Repeat the data below exactly, dropping any pictures it holds.

Dataset items
— Begin —

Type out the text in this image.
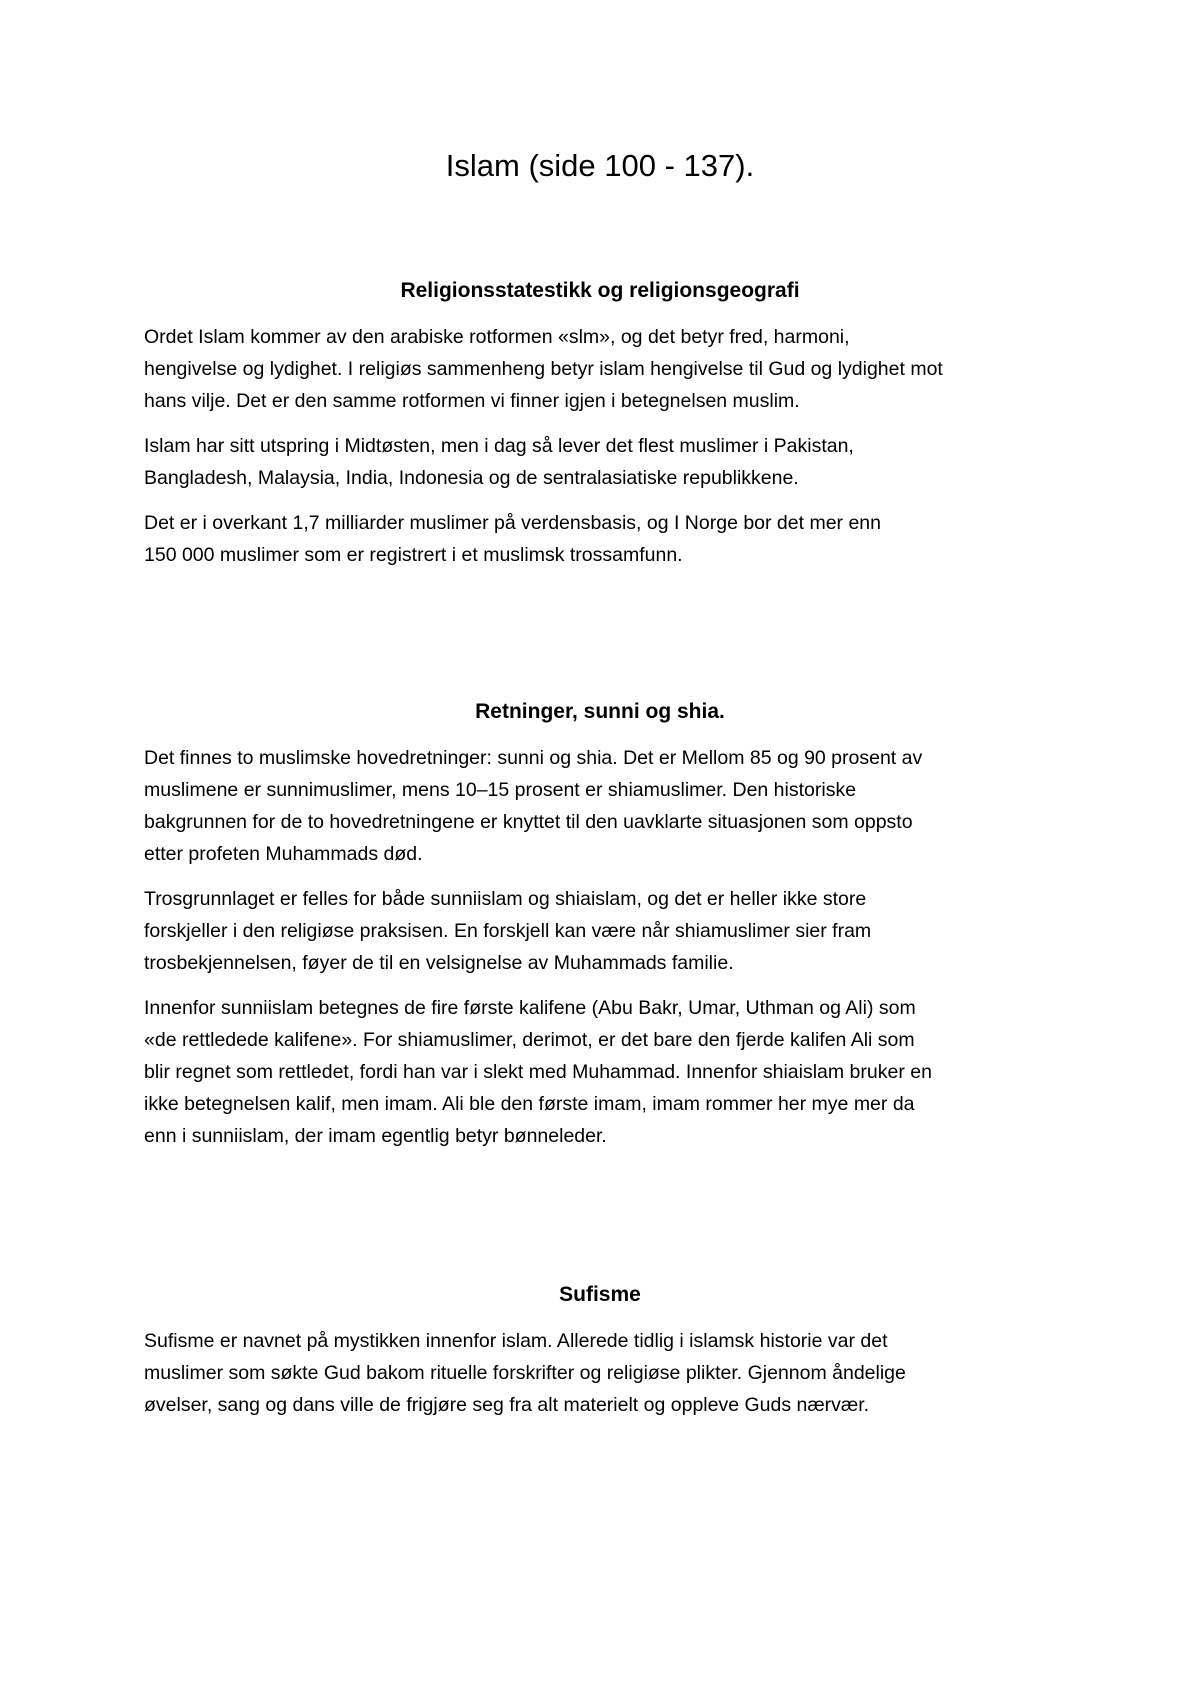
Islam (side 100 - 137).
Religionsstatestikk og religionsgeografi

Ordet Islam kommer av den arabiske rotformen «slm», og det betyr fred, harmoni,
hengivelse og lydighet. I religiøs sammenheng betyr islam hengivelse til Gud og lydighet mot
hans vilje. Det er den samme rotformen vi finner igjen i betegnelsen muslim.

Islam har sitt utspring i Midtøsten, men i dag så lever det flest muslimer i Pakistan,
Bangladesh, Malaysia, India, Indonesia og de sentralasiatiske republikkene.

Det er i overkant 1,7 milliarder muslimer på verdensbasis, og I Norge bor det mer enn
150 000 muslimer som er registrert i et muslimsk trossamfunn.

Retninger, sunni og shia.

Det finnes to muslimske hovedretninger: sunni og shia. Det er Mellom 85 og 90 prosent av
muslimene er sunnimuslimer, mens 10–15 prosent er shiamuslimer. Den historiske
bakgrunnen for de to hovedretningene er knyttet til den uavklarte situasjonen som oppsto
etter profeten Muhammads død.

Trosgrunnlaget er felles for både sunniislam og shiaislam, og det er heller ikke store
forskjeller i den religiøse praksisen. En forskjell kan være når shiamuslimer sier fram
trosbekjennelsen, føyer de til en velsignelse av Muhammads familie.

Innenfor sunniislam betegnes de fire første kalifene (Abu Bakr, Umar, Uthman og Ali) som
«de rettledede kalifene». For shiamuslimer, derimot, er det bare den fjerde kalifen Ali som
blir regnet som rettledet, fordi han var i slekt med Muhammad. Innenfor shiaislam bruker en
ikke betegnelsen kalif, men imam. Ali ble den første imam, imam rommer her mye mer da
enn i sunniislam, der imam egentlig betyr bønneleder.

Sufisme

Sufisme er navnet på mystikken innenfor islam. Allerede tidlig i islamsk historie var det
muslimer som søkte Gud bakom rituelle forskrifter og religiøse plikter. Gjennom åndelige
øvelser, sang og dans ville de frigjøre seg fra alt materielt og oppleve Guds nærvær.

— End —

> _Written response_:
Type out the text in this image.
Islam (side 100 - 137).
Religionsstatestikk og religionsgeografi

Ordet Islam kommer av den arabiske rotformen «slm», og det betyr fred, harmoni,
hengivelse og lydighet. I religiøs sammenheng betyr islam hengivelse til Gud og lydighet mot
hans vilje. Det er den samme rotformen vi finner igjen i betegnelsen muslim.

Islam har sitt utspring i Midtøsten, men i dag så lever det flest muslimer i Pakistan,
Bangladesh, Malaysia, India, Indonesia og de sentralasiatiske republikkene.

Det er i overkant 1,7 milliarder muslimer på verdensbasis, og I Norge bor det mer enn
150 000 muslimer som er registrert i et muslimsk trossamfunn.

Retninger, sunni og shia.

Det finnes to muslimske hovedretninger: sunni og shia. Det er Mellom 85 og 90 prosent av
muslimene er sunnimuslimer, mens 10–15 prosent er shiamuslimer. Den historiske
bakgrunnen for de to hovedretningene er knyttet til den uavklarte situasjonen som oppsto
etter profeten Muhammads død.

Trosgrunnlaget er felles for både sunniislam og shiaislam, og det er heller ikke store
forskjeller i den religiøse praksisen. En forskjell kan være når shiamuslimer sier fram
trosbekjennelsen, føyer de til en velsignelse av Muhammads familie.

Innenfor sunniislam betegnes de fire første kalifene (Abu Bakr, Umar, Uthman og Ali) som
«de rettledede kalifene». For shiamuslimer, derimot, er det bare den fjerde kalifen Ali som
blir regnet som rettledet, fordi han var i slekt med Muhammad. Innenfor shiaislam bruker en
ikke betegnelsen kalif, men imam. Ali ble den første imam, imam rommer her mye mer da
enn i sunniislam, der imam egentlig betyr bønneleder.

Sufisme

Sufisme er navnet på mystikken innenfor islam. Allerede tidlig i islamsk historie var det
muslimer som søkte Gud bakom rituelle forskrifter og religiøse plikter. Gjennom åndelige
øvelser, sang og dans ville de frigjøre seg fra alt materielt og oppleve Guds nærvær.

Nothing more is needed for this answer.